**Directions:**
Select every line containing the word "this" from the material, and copy those lines.

**Task data:**
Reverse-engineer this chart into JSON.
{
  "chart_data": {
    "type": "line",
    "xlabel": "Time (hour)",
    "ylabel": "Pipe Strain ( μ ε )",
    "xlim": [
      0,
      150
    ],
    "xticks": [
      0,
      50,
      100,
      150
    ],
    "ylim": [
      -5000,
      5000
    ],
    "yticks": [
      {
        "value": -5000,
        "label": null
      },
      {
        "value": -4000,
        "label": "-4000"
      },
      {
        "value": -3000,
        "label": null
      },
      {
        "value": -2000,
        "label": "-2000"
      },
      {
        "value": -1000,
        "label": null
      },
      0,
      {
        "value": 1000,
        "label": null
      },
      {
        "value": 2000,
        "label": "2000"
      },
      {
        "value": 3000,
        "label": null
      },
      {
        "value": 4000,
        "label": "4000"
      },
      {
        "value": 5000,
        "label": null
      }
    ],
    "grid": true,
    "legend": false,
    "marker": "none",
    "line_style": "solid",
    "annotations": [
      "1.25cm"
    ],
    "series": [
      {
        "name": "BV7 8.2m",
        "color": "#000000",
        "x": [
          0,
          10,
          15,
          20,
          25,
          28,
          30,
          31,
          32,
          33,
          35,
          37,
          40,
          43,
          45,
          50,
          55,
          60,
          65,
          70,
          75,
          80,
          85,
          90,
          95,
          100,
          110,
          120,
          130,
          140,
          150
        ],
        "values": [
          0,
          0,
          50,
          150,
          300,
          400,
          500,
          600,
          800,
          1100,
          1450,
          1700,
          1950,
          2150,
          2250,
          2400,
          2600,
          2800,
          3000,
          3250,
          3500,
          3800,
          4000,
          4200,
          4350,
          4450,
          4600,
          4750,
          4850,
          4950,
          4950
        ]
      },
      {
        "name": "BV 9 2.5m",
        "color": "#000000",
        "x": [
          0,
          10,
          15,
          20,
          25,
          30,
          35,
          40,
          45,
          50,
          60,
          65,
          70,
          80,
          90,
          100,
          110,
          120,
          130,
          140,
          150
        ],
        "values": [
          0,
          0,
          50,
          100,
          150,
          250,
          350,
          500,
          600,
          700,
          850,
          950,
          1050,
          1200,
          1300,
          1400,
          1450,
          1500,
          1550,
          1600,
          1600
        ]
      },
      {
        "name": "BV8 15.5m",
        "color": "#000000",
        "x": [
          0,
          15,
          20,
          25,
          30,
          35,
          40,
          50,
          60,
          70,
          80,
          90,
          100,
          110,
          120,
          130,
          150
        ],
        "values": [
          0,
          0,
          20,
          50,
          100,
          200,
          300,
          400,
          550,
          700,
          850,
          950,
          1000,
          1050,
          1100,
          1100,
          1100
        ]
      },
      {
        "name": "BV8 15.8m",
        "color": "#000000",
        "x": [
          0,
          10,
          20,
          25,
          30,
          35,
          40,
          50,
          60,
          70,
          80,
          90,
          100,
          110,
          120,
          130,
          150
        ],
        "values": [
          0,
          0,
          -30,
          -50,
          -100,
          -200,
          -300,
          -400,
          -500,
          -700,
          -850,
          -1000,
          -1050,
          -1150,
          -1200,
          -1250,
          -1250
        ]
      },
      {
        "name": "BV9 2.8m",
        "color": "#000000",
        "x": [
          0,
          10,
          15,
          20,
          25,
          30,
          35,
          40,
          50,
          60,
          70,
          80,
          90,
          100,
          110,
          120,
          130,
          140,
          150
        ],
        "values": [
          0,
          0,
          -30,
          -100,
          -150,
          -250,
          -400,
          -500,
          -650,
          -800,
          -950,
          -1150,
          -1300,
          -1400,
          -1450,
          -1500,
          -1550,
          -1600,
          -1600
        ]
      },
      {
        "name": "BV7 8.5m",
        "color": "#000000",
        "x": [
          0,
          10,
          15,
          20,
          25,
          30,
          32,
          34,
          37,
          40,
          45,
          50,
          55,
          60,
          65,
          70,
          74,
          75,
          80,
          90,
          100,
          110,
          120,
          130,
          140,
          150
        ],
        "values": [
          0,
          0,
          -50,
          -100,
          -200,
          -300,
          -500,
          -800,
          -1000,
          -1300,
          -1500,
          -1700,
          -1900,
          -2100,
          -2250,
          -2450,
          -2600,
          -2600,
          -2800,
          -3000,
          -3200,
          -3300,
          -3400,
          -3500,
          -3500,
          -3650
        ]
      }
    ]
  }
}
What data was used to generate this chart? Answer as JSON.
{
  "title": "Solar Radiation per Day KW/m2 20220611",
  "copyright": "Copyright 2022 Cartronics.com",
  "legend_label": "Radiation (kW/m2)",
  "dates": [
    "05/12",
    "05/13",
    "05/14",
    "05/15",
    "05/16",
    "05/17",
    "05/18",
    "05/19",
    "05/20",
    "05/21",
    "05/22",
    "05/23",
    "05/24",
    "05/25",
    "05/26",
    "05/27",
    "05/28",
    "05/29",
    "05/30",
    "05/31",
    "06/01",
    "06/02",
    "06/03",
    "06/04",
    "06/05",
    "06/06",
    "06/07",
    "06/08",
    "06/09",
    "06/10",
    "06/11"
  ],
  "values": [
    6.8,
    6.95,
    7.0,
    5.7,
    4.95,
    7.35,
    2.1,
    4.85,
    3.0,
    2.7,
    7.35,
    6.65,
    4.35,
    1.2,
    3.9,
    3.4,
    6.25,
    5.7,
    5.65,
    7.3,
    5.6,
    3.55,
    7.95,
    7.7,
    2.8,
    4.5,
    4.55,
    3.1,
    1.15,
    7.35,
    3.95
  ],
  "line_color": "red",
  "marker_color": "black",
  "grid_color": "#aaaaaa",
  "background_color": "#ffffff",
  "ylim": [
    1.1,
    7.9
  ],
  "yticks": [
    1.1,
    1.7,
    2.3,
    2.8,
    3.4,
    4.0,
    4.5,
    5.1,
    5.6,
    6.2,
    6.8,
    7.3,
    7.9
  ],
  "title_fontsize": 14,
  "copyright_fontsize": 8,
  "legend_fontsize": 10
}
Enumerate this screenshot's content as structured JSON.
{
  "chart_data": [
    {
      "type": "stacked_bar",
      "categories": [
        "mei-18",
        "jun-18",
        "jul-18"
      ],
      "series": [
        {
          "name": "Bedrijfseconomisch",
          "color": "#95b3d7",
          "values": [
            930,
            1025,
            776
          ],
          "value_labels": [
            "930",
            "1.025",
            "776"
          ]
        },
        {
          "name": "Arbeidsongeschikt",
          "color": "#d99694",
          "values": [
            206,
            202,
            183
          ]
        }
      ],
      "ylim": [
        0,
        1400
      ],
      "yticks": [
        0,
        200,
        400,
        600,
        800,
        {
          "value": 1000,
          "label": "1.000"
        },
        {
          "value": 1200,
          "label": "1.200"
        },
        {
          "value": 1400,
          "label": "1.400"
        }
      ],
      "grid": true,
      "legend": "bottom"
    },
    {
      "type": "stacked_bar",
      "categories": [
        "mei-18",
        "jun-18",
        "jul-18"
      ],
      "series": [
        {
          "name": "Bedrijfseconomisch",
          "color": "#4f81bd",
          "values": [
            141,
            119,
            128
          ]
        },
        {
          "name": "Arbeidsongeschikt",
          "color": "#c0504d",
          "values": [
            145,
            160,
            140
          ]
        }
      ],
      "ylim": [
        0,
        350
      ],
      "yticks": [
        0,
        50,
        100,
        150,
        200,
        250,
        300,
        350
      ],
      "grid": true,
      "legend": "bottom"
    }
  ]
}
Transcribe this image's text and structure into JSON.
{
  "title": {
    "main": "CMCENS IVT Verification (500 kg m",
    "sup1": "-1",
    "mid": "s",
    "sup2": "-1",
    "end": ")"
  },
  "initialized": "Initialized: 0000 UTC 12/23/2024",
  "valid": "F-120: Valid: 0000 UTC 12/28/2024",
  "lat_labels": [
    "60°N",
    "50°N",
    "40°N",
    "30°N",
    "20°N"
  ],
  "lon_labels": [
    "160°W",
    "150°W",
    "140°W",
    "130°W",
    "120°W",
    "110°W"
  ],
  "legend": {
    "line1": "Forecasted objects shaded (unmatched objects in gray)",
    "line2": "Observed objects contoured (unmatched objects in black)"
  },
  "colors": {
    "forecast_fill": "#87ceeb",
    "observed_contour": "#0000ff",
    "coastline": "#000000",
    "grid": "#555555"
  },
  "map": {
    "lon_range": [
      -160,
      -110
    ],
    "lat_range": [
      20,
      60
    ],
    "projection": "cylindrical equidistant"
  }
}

**Task response:**
Reverse-engineer this chart into JSON.
What data was used to generate this chart? Answer as JSON.
Enumerate this screenshot's content as structured JSON.
Transcribe this image's text and structure into JSON.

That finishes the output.